__Stated exercise__. Output the material beneath this task exactly, images excluded.

━━ Given information ━━

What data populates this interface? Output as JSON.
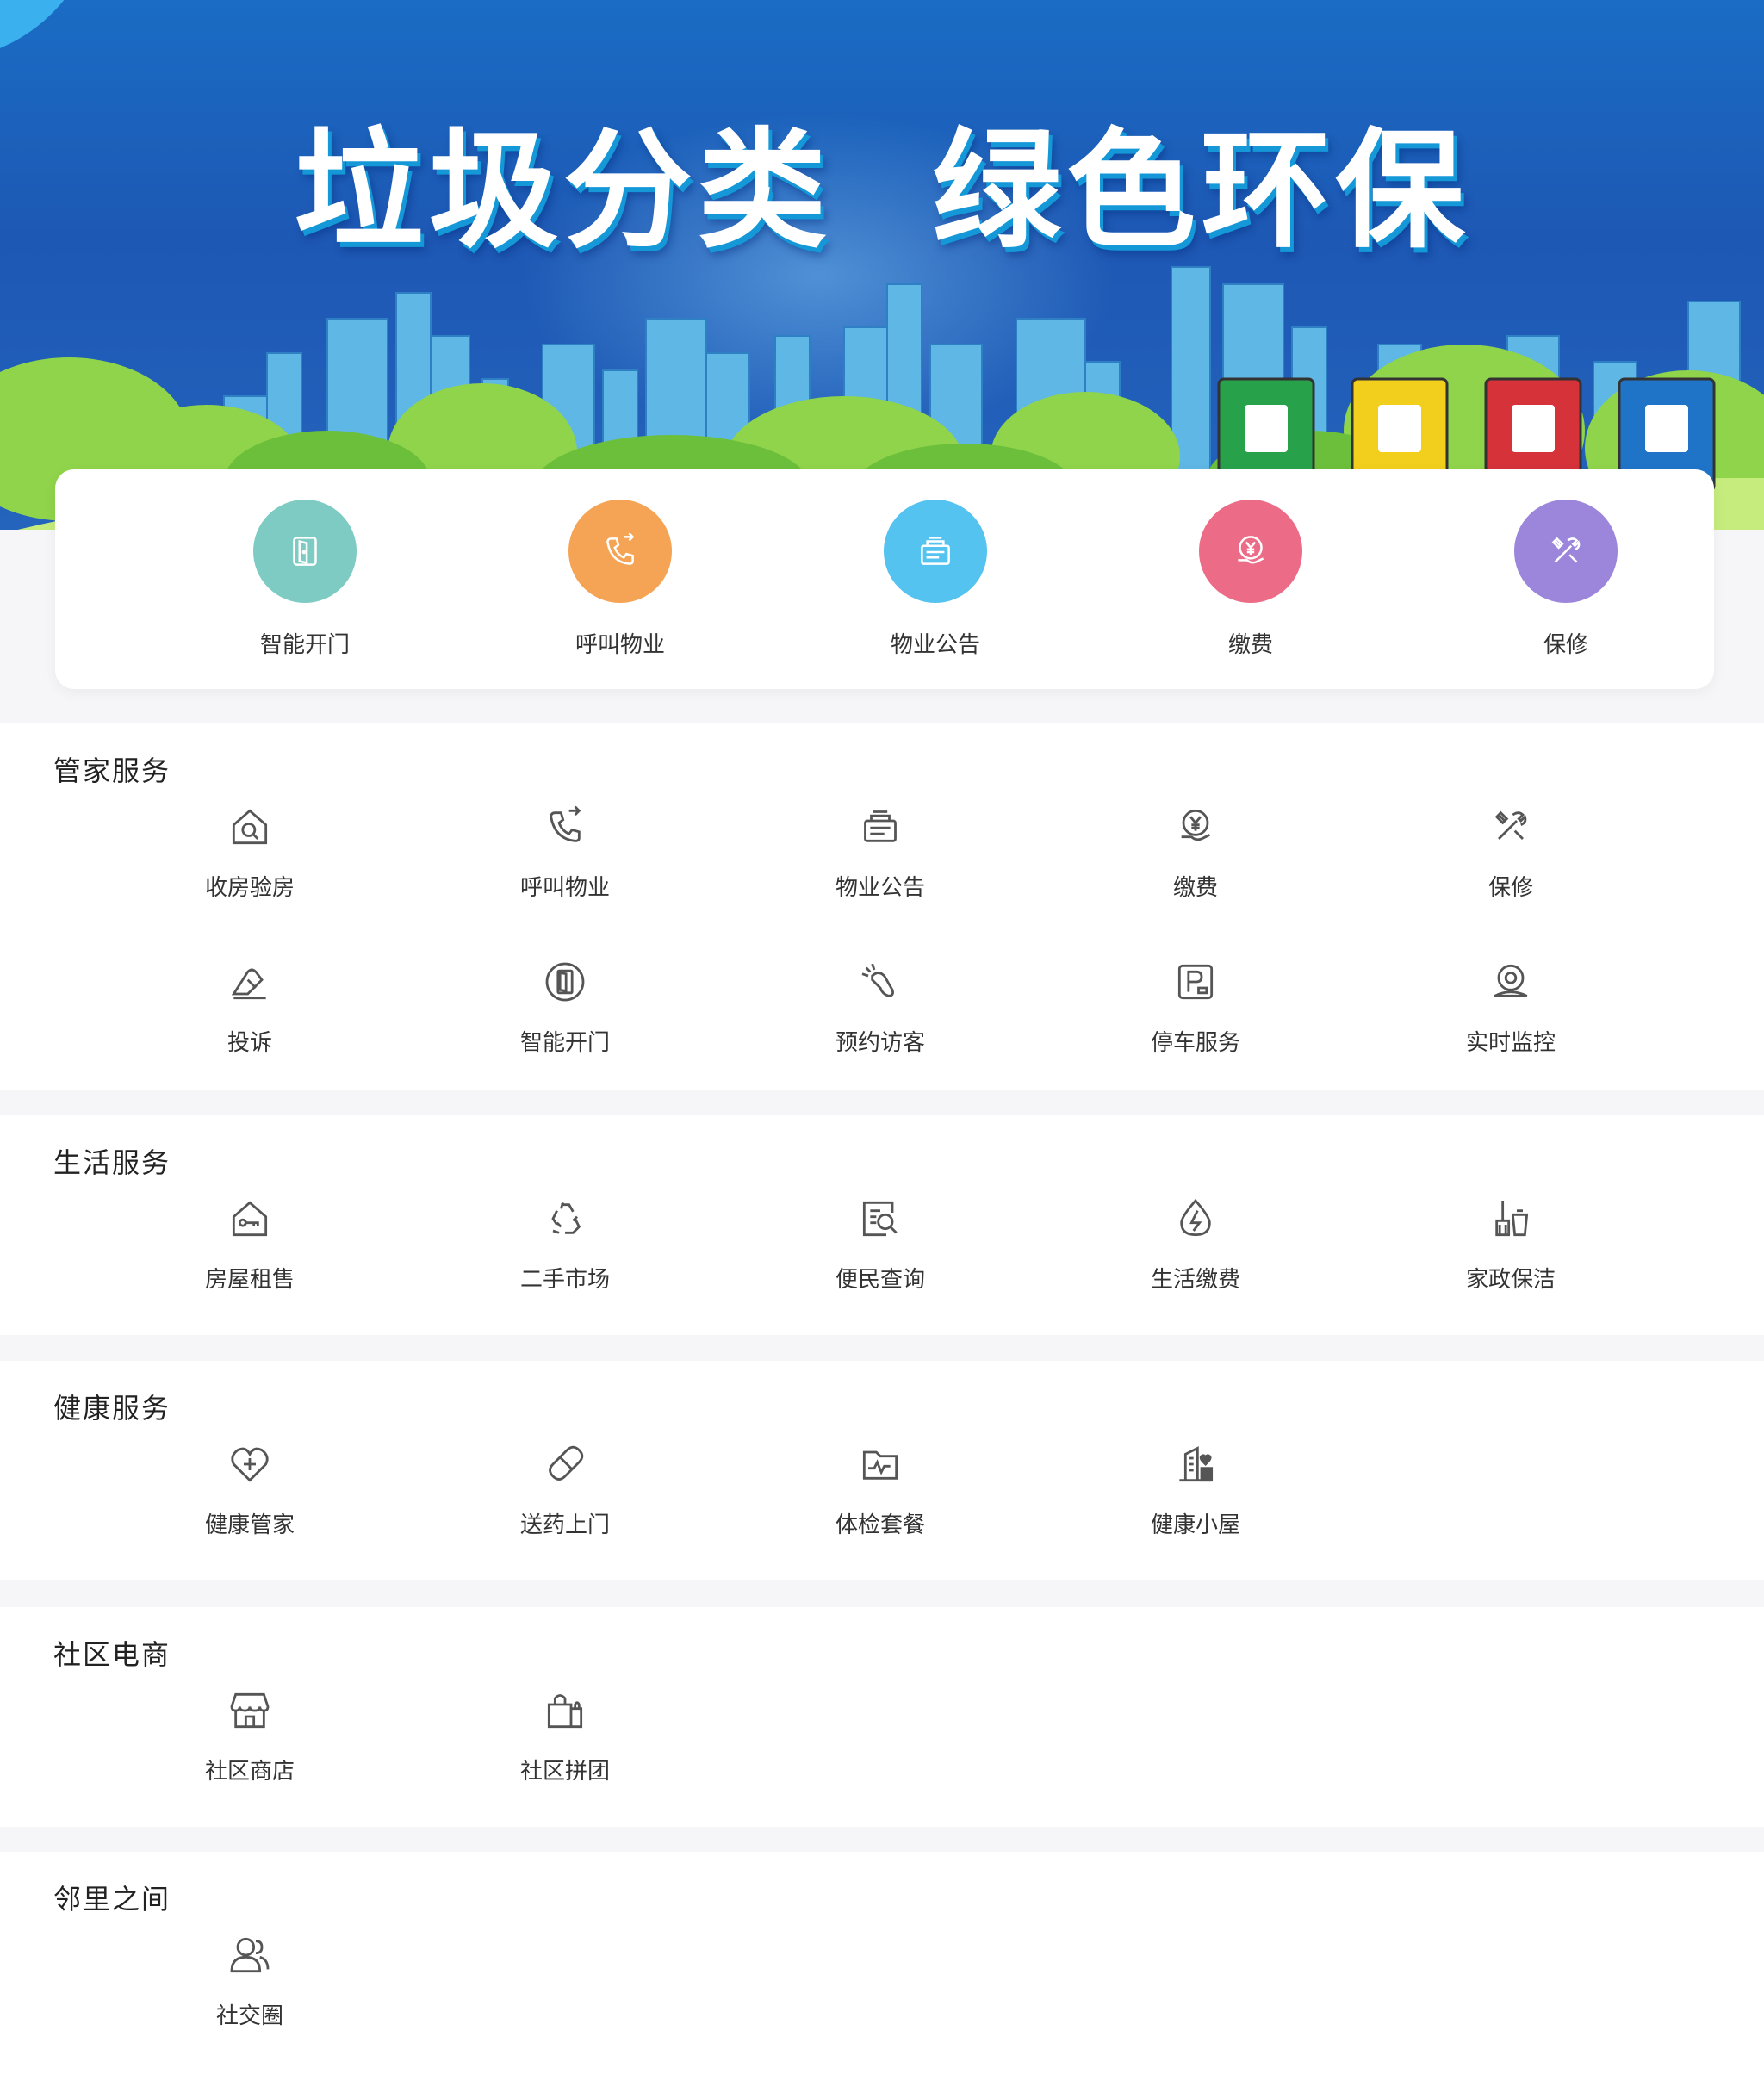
{
  "banner": {
    "title": "垃圾分类  绿色环保"
  },
  "quick_actions": [
    {
      "label": "智能开门",
      "icon": "door-icon",
      "color": "#7ecbc4"
    },
    {
      "label": "呼叫物业",
      "icon": "phone-call-icon",
      "color": "#f5a354"
    },
    {
      "label": "物业公告",
      "icon": "notice-icon",
      "color": "#55c3f0"
    },
    {
      "label": "缴费",
      "icon": "payment-icon",
      "color": "#ec6c87"
    },
    {
      "label": "保修",
      "icon": "repair-icon",
      "color": "#9b86dc"
    }
  ],
  "sections": [
    {
      "title": "管家服务",
      "items": [
        {
          "label": "收房验房",
          "icon": "house-search-icon"
        },
        {
          "label": "呼叫物业",
          "icon": "phone-call-icon"
        },
        {
          "label": "物业公告",
          "icon": "notice-icon"
        },
        {
          "label": "缴费",
          "icon": "payment-icon"
        },
        {
          "label": "保修",
          "icon": "repair-icon"
        },
        {
          "label": "投诉",
          "icon": "complaint-icon"
        },
        {
          "label": "智能开门",
          "icon": "door-icon"
        },
        {
          "label": "预约访客",
          "icon": "visitor-icon"
        },
        {
          "label": "停车服务",
          "icon": "parking-icon"
        },
        {
          "label": "实时监控",
          "icon": "camera-icon"
        }
      ]
    },
    {
      "title": "生活服务",
      "items": [
        {
          "label": "房屋租售",
          "icon": "house-key-icon"
        },
        {
          "label": "二手市场",
          "icon": "recycle-icon"
        },
        {
          "label": "便民查询",
          "icon": "search-doc-icon"
        },
        {
          "label": "生活缴费",
          "icon": "utility-bill-icon"
        },
        {
          "label": "家政保洁",
          "icon": "cleaning-icon"
        }
      ]
    },
    {
      "title": "健康服务",
      "items": [
        {
          "label": "健康管家",
          "icon": "heart-plus-icon"
        },
        {
          "label": "送药上门",
          "icon": "pill-icon"
        },
        {
          "label": "体检套餐",
          "icon": "health-check-icon"
        },
        {
          "label": "健康小屋",
          "icon": "clinic-icon"
        }
      ]
    },
    {
      "title": "社区电商",
      "items": [
        {
          "label": "社区商店",
          "icon": "store-icon"
        },
        {
          "label": "社区拼团",
          "icon": "shopping-bag-icon"
        }
      ]
    },
    {
      "title": "邻里之间",
      "items": [
        {
          "label": "社交圈",
          "icon": "users-icon"
        }
      ]
    }
  ]
}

━━━

__Exercise solution__.
What data populates this interface? Output as JSON.
{
  "banner": {
    "title": "垃圾分类  绿色环保"
  },
  "quick_actions": [
    {
      "label": "智能开门",
      "icon": "door-icon",
      "color": "#7ecbc4"
    },
    {
      "label": "呼叫物业",
      "icon": "phone-call-icon",
      "color": "#f5a354"
    },
    {
      "label": "物业公告",
      "icon": "notice-icon",
      "color": "#55c3f0"
    },
    {
      "label": "缴费",
      "icon": "payment-icon",
      "color": "#ec6c87"
    },
    {
      "label": "保修",
      "icon": "repair-icon",
      "color": "#9b86dc"
    }
  ],
  "sections": [
    {
      "title": "管家服务",
      "items": [
        {
          "label": "收房验房",
          "icon": "house-search-icon"
        },
        {
          "label": "呼叫物业",
          "icon": "phone-call-icon"
        },
        {
          "label": "物业公告",
          "icon": "notice-icon"
        },
        {
          "label": "缴费",
          "icon": "payment-icon"
        },
        {
          "label": "保修",
          "icon": "repair-icon"
        },
        {
          "label": "投诉",
          "icon": "complaint-icon"
        },
        {
          "label": "智能开门",
          "icon": "door-icon"
        },
        {
          "label": "预约访客",
          "icon": "visitor-icon"
        },
        {
          "label": "停车服务",
          "icon": "parking-icon"
        },
        {
          "label": "实时监控",
          "icon": "camera-icon"
        }
      ]
    },
    {
      "title": "生活服务",
      "items": [
        {
          "label": "房屋租售",
          "icon": "house-key-icon"
        },
        {
          "label": "二手市场",
          "icon": "recycle-icon"
        },
        {
          "label": "便民查询",
          "icon": "search-doc-icon"
        },
        {
          "label": "生活缴费",
          "icon": "utility-bill-icon"
        },
        {
          "label": "家政保洁",
          "icon": "cleaning-icon"
        }
      ]
    },
    {
      "title": "健康服务",
      "items": [
        {
          "label": "健康管家",
          "icon": "heart-plus-icon"
        },
        {
          "label": "送药上门",
          "icon": "pill-icon"
        },
        {
          "label": "体检套餐",
          "icon": "health-check-icon"
        },
        {
          "label": "健康小屋",
          "icon": "clinic-icon"
        }
      ]
    },
    {
      "title": "社区电商",
      "items": [
        {
          "label": "社区商店",
          "icon": "store-icon"
        },
        {
          "label": "社区拼团",
          "icon": "shopping-bag-icon"
        }
      ]
    },
    {
      "title": "邻里之间",
      "items": [
        {
          "label": "社交圈",
          "icon": "users-icon"
        }
      ]
    }
  ]
}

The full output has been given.